Action item -
Please reproduce the entries that follow, keeping each word intact.

---*---

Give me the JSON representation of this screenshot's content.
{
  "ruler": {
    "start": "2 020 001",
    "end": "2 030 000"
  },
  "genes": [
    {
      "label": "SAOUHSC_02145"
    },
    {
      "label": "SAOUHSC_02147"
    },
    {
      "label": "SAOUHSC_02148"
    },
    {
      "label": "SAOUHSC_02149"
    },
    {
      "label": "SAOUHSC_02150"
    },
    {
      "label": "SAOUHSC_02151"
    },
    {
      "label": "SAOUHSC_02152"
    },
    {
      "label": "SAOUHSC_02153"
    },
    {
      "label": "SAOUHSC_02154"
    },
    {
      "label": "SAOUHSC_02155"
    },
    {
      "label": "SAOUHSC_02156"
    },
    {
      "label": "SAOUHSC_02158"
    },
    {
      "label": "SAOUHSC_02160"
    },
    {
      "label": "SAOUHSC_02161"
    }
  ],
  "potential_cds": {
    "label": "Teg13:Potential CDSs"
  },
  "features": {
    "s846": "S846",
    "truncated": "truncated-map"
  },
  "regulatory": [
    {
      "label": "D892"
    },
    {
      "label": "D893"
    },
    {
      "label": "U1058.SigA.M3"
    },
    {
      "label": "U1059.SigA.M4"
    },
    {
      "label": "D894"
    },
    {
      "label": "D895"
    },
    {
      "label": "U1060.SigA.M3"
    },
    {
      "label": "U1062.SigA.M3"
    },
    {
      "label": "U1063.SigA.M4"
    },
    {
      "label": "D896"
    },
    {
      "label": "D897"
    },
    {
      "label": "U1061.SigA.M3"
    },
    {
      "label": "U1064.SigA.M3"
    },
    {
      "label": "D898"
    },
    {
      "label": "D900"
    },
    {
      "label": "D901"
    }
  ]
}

---*---

Output for this task -
Give me the JSON representation of this screenshot's content.
{
  "ruler": {
    "start": "2 020 001",
    "end": "2 030 000"
  },
  "genes": [
    {
      "label": "SAOUHSC_02145"
    },
    {
      "label": "SAOUHSC_02147"
    },
    {
      "label": "SAOUHSC_02148"
    },
    {
      "label": "SAOUHSC_02149"
    },
    {
      "label": "SAOUHSC_02150"
    },
    {
      "label": "SAOUHSC_02151"
    },
    {
      "label": "SAOUHSC_02152"
    },
    {
      "label": "SAOUHSC_02153"
    },
    {
      "label": "SAOUHSC_02154"
    },
    {
      "label": "SAOUHSC_02155"
    },
    {
      "label": "SAOUHSC_02156"
    },
    {
      "label": "SAOUHSC_02158"
    },
    {
      "label": "SAOUHSC_02160"
    },
    {
      "label": "SAOUHSC_02161"
    }
  ],
  "potential_cds": {
    "label": "Teg13:Potential CDSs"
  },
  "features": {
    "s846": "S846",
    "truncated": "truncated-map"
  },
  "regulatory": [
    {
      "label": "D892"
    },
    {
      "label": "D893"
    },
    {
      "label": "U1058.SigA.M3"
    },
    {
      "label": "U1059.SigA.M4"
    },
    {
      "label": "D894"
    },
    {
      "label": "D895"
    },
    {
      "label": "U1060.SigA.M3"
    },
    {
      "label": "U1062.SigA.M3"
    },
    {
      "label": "U1063.SigA.M4"
    },
    {
      "label": "D896"
    },
    {
      "label": "D897"
    },
    {
      "label": "U1061.SigA.M3"
    },
    {
      "label": "U1064.SigA.M3"
    },
    {
      "label": "D898"
    },
    {
      "label": "D900"
    },
    {
      "label": "D901"
    }
  ]
}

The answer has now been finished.